-- START --

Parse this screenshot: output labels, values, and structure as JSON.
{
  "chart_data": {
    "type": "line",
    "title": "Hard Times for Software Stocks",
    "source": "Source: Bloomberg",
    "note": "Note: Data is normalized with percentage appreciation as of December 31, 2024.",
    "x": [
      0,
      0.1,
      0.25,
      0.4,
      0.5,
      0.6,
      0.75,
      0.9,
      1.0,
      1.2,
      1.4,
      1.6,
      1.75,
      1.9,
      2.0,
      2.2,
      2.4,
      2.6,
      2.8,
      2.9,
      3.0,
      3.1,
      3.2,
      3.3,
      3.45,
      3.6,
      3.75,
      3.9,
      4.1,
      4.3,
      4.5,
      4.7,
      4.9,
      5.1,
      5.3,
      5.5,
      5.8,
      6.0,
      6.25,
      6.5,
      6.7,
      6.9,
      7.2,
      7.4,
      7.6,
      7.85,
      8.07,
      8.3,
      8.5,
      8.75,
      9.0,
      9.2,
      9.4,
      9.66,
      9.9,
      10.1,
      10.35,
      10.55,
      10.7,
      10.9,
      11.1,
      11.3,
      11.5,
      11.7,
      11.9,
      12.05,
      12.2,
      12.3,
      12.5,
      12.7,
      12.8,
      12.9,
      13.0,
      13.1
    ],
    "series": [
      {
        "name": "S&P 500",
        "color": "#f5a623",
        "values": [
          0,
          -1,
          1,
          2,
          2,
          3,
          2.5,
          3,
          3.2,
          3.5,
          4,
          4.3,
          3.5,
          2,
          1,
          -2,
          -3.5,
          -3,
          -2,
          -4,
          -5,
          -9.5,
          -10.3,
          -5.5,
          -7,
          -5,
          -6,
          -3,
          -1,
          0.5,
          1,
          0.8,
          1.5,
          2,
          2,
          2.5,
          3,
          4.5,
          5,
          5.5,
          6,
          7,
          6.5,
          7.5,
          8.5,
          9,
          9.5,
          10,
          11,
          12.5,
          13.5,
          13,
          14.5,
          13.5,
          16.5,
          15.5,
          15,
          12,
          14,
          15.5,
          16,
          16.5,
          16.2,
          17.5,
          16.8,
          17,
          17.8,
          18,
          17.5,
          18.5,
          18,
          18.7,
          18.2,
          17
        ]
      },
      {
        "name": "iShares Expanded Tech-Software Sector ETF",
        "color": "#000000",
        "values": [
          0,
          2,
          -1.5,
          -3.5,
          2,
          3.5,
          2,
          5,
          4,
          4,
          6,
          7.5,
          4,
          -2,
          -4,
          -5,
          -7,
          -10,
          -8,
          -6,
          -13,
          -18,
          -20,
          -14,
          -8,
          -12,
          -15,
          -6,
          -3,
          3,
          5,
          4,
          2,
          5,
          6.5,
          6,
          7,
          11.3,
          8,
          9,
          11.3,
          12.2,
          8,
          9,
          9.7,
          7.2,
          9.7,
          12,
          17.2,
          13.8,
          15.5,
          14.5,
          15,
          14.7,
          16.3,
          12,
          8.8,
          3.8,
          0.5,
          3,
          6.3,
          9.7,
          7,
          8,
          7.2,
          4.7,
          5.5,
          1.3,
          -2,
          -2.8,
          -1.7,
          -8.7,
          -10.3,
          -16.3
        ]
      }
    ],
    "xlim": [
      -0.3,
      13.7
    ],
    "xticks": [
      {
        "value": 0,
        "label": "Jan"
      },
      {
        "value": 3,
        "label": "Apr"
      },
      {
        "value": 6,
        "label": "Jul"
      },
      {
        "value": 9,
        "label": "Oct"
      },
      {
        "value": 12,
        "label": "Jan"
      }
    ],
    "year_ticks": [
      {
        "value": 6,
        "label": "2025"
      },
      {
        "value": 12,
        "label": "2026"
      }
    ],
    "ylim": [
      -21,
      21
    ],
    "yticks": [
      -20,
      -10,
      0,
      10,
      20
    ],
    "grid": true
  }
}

-- END --

Collect every line above that contains the word "name".

        "name": "S&P 500",
        "name": "iShares Expanded Tech-Software Sector ETF",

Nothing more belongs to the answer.